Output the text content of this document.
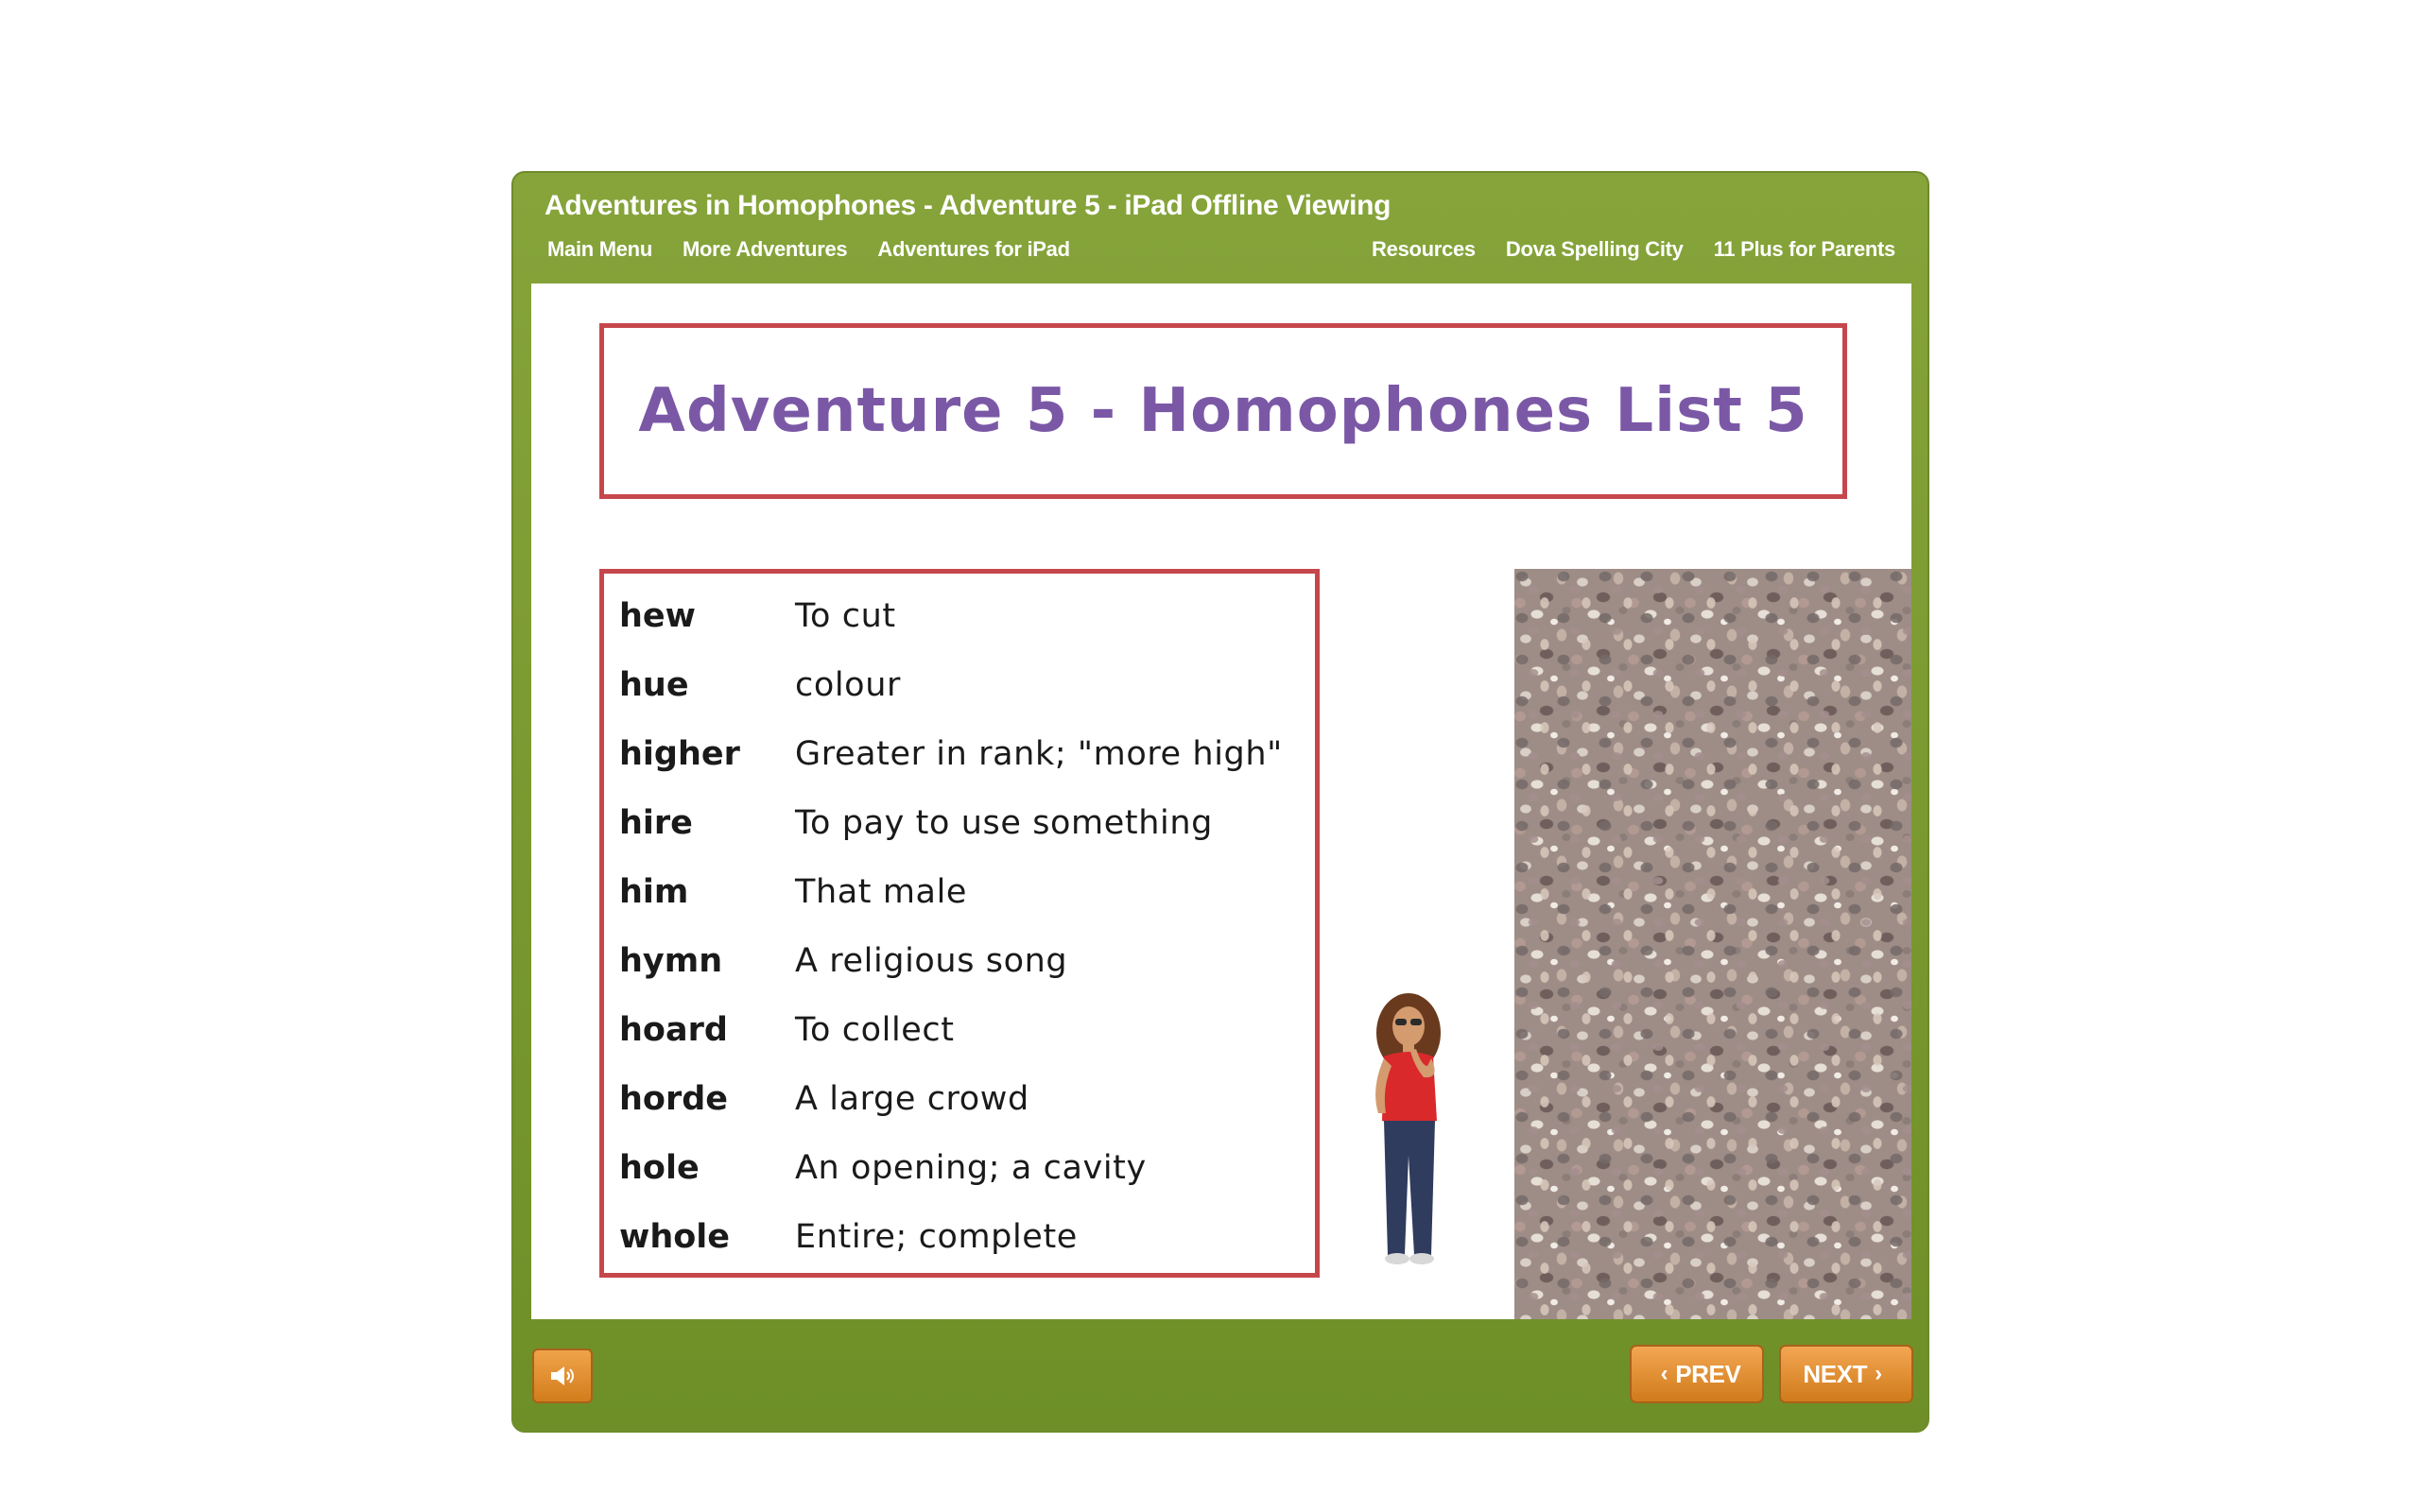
Adventures in Homophones - Adventure 5 - iPad Offline Viewing
Main Menu More Adventures Adventures for iPad	Resources Dova Spelling City 11 Plus for Parents
Adventure 5 - Homophones List 5
hew	To cut
hue	colour
higher	Greater in rank; "more high"
hire	To pay to use something
him	That male
hymn	A religious song
hoard	To collect
horde	A large crowd
hole	An opening; a cavity
whole	Entire; complete
‹ PREV	NEXT ›
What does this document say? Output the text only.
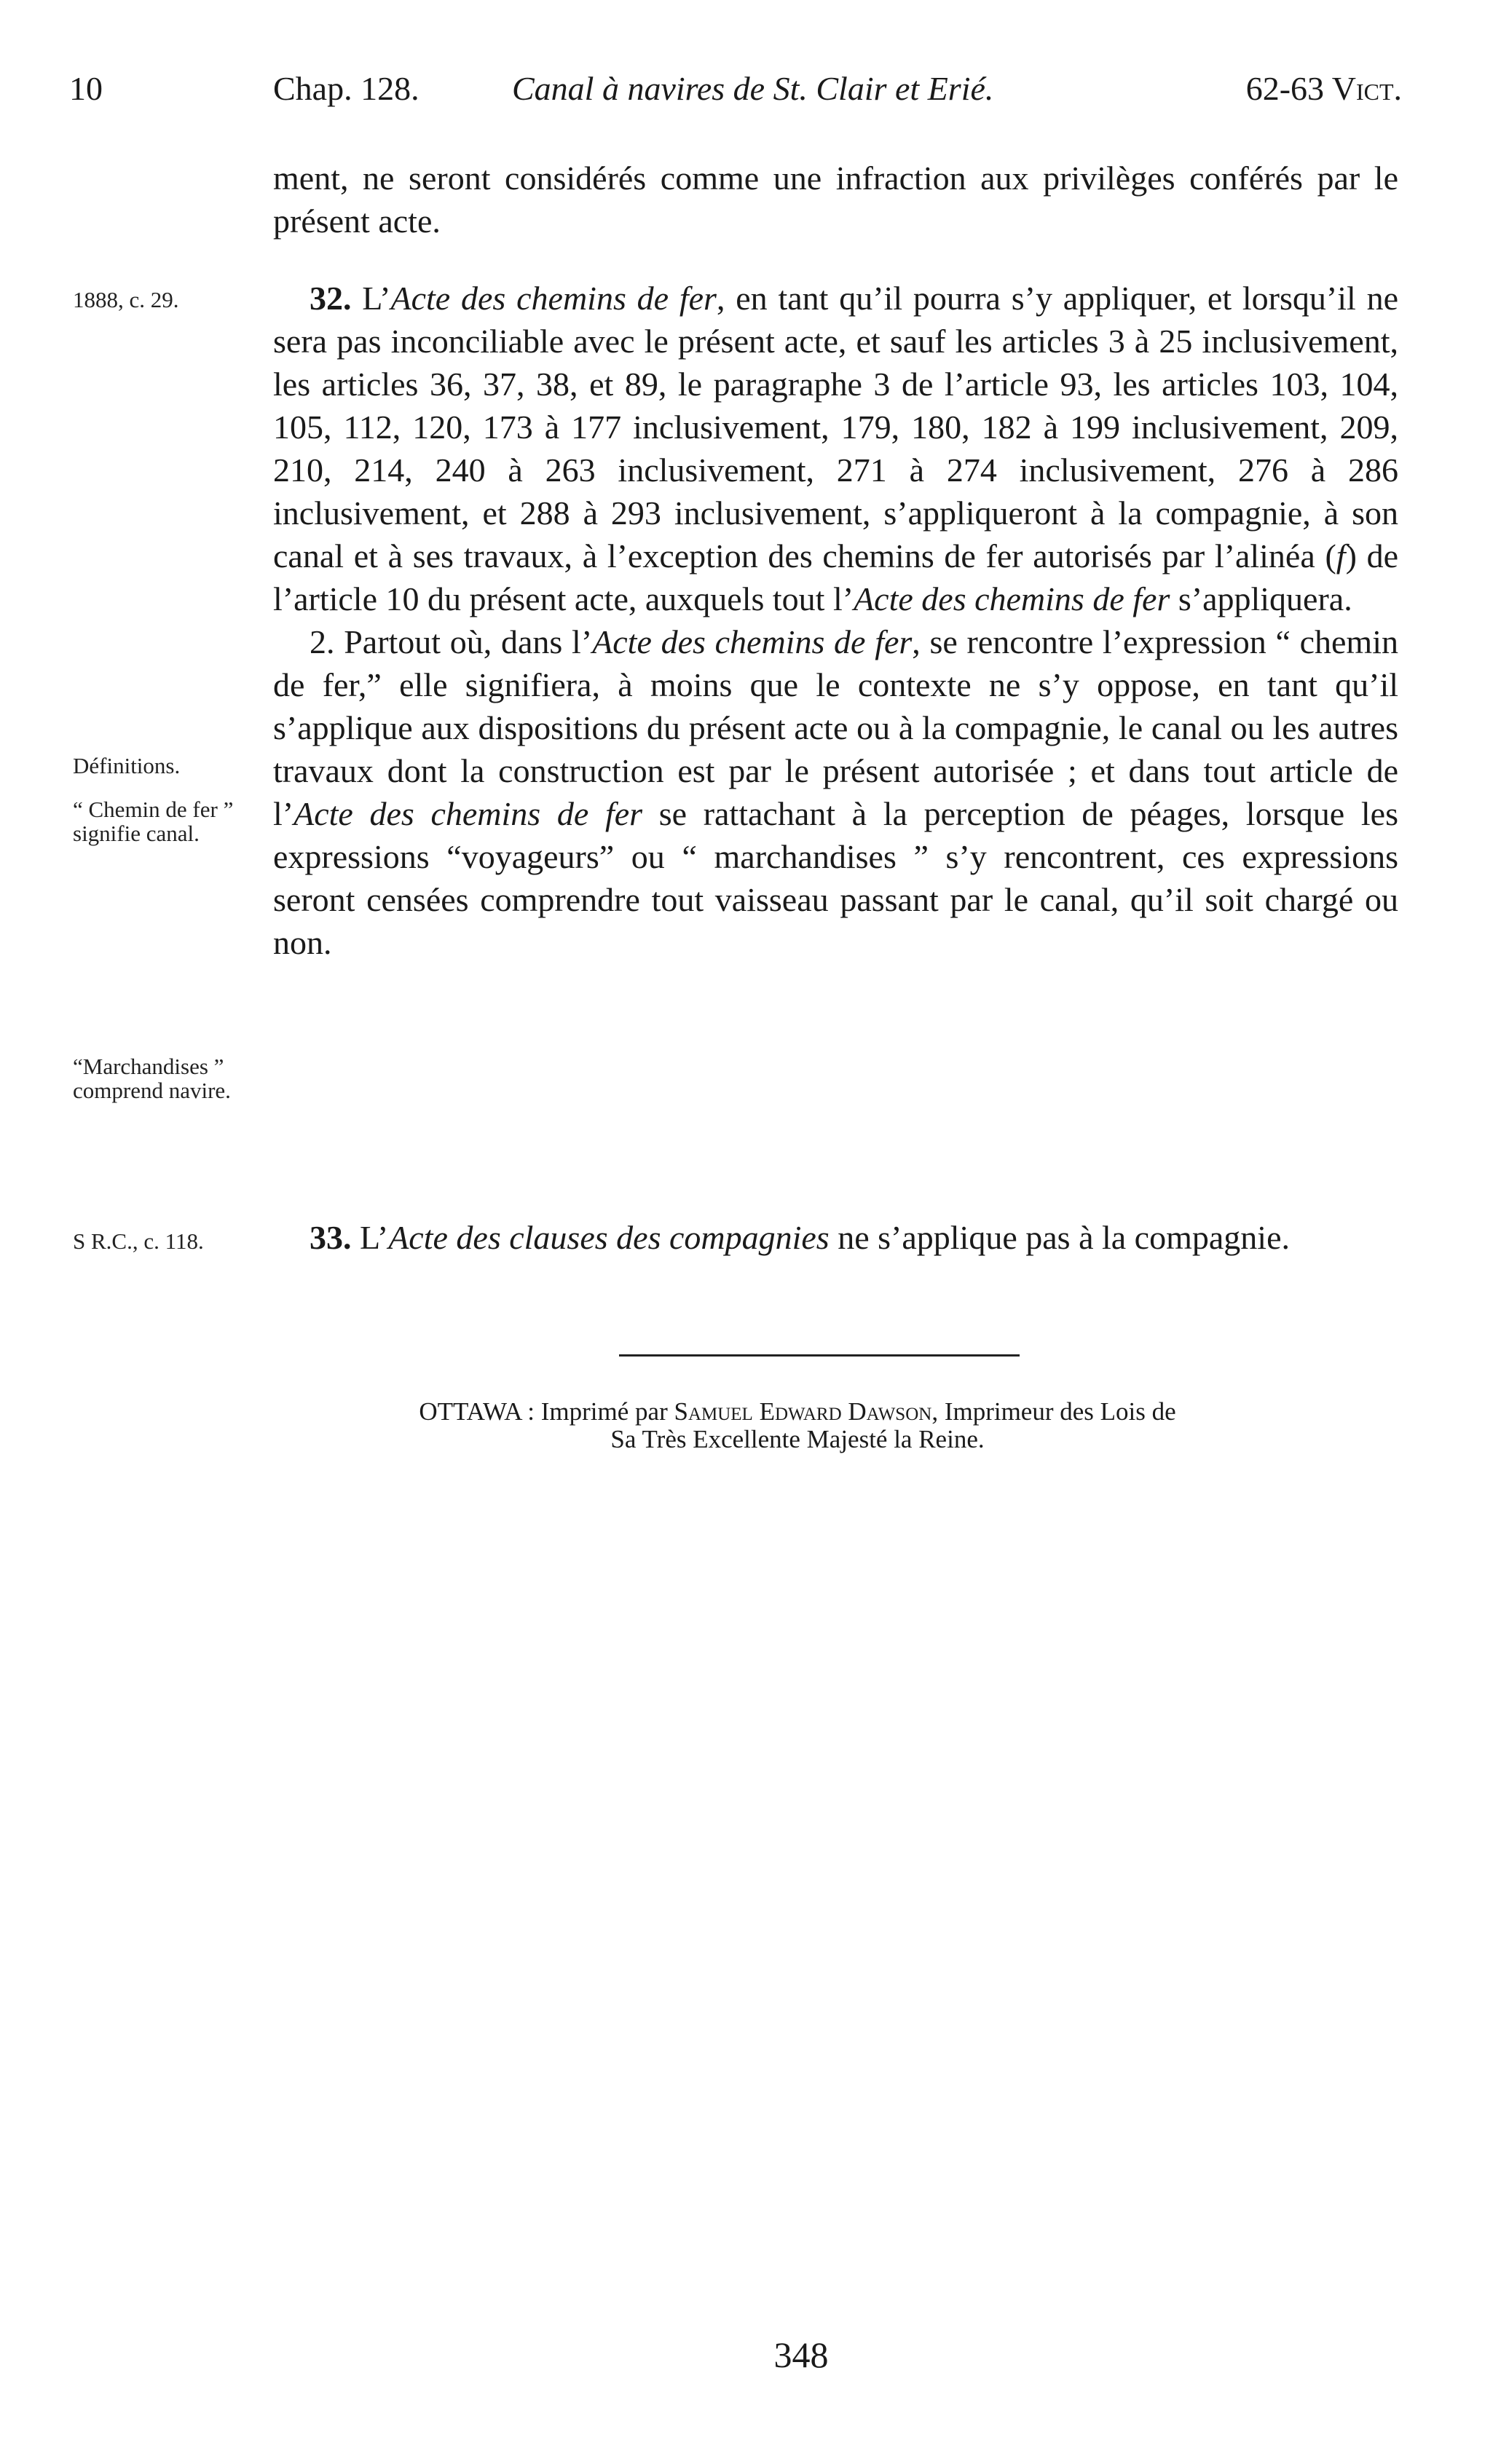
10	Chap. 128.	Canal à navires de St. Clair et Erié.	62-63 Vict.

ment, ne seront considérés comme une infraction aux privilèges conférés par le présent acte.

32. L’Acte des chemins de fer, en tant qu’il pourra s’y appliquer, et lorsqu’il ne sera pas inconciliable avec le présent acte, et sauf les articles 3 à 25 inclusivement, les articles 36, 37, 38, et 89, le paragraphe 3 de l’article 93, les articles 103, 104, 105, 112, 120, 173 à 177 inclusivement, 179, 180, 182 à 199 inclusivement, 209, 210, 214, 240 à 263 inclusivement, 271 à 274 inclusivement, 276 à 286 inclusivement, et 288 à 293 inclusivement, s’appliqueront à la compagnie, à son canal et à ses travaux, à l’exception des chemins de fer autorisés par l’alinéa (f) de l’article 10 du présent acte, auxquels tout l’Acte des chemins de fer s’appliquera.

2. Partout où, dans l’Acte des chemins de fer, se rencontre l’expression “ chemin de fer,” elle signifiera, à moins que le contexte ne s’y oppose, en tant qu’il s’applique aux dispositions du présent acte ou à la compagnie, le canal ou les autres travaux dont la construction est par le présent autorisée ; et dans tout article de l’Acte des chemins de fer se rattachant à la perception de péages, lorsque les expressions “voyageurs” ou “ marchandises ” s’y rencontrent, ces expressions seront censées comprendre tout vaisseau passant par le canal, qu’il soit chargé ou non.

33. L’Acte des clauses des compagnies ne s’applique pas à la compagnie.

1888, c. 29.
Définitions.
“ Chemin de fer ” signifie canal.
“Marchandises ” comprend navire.
S R.C., c. 118.
OTTAWA : Imprimé par Samuel Edward Dawson, Imprimeur des Lois de
Sa Très Excellente Majesté la Reine.
348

▬▬▬

● Challenge
Transcribe every entry word for word, but omit the pictures.

● Solved problem
Output the text content of this document.
Adventures in Homophones - Adventure 5 - iPad Offline Viewing
Main Menu More Adventures Adventures for iPad	Resources Dova Spelling City 11 Plus for Parents
Adventure 5 - Homophones List 5
hew	To cut
hue	colour
higher	Greater in rank; "more high"
hire	To pay to use something
him	That male
hymn	A religious song
hoard	To collect
horde	A large crowd
hole	An opening; a cavity
whole	Entire; complete
‹ PREV	NEXT ›
What does this document say? Output the text only.
10	Chap. 128.	Canal à navires de St. Clair et Erié.	62-63 Vict.

ment, ne seront considérés comme une infraction aux privilèges conférés par le présent acte.

32. L’Acte des chemins de fer, en tant qu’il pourra s’y appliquer, et lorsqu’il ne sera pas inconciliable avec le présent acte, et sauf les articles 3 à 25 inclusivement, les articles 36, 37, 38, et 89, le paragraphe 3 de l’article 93, les articles 103, 104, 105, 112, 120, 173 à 177 inclusivement, 179, 180, 182 à 199 inclusivement, 209, 210, 214, 240 à 263 inclusivement, 271 à 274 inclusivement, 276 à 286 inclusivement, et 288 à 293 inclusivement, s’appliqueront à la compagnie, à son canal et à ses travaux, à l’exception des chemins de fer autorisés par l’alinéa (f) de l’article 10 du présent acte, auxquels tout l’Acte des chemins de fer s’appliquera.

2. Partout où, dans l’Acte des chemins de fer, se rencontre l’expression “ chemin de fer,” elle signifiera, à moins que le contexte ne s’y oppose, en tant qu’il s’applique aux dispositions du présent acte ou à la compagnie, le canal ou les autres travaux dont la construction est par le présent autorisée ; et dans tout article de l’Acte des chemins de fer se rattachant à la perception de péages, lorsque les expressions “voyageurs” ou “ marchandises ” s’y rencontrent, ces expressions seront censées comprendre tout vaisseau passant par le canal, qu’il soit chargé ou non.

33. L’Acte des clauses des compagnies ne s’applique pas à la compagnie.

1888, c. 29.
Définitions.
“ Chemin de fer ” signifie canal.
“Marchandises ” comprend navire.
S R.C., c. 118.
OTTAWA : Imprimé par Samuel Edward Dawson, Imprimeur des Lois de
Sa Très Excellente Majesté la Reine.
348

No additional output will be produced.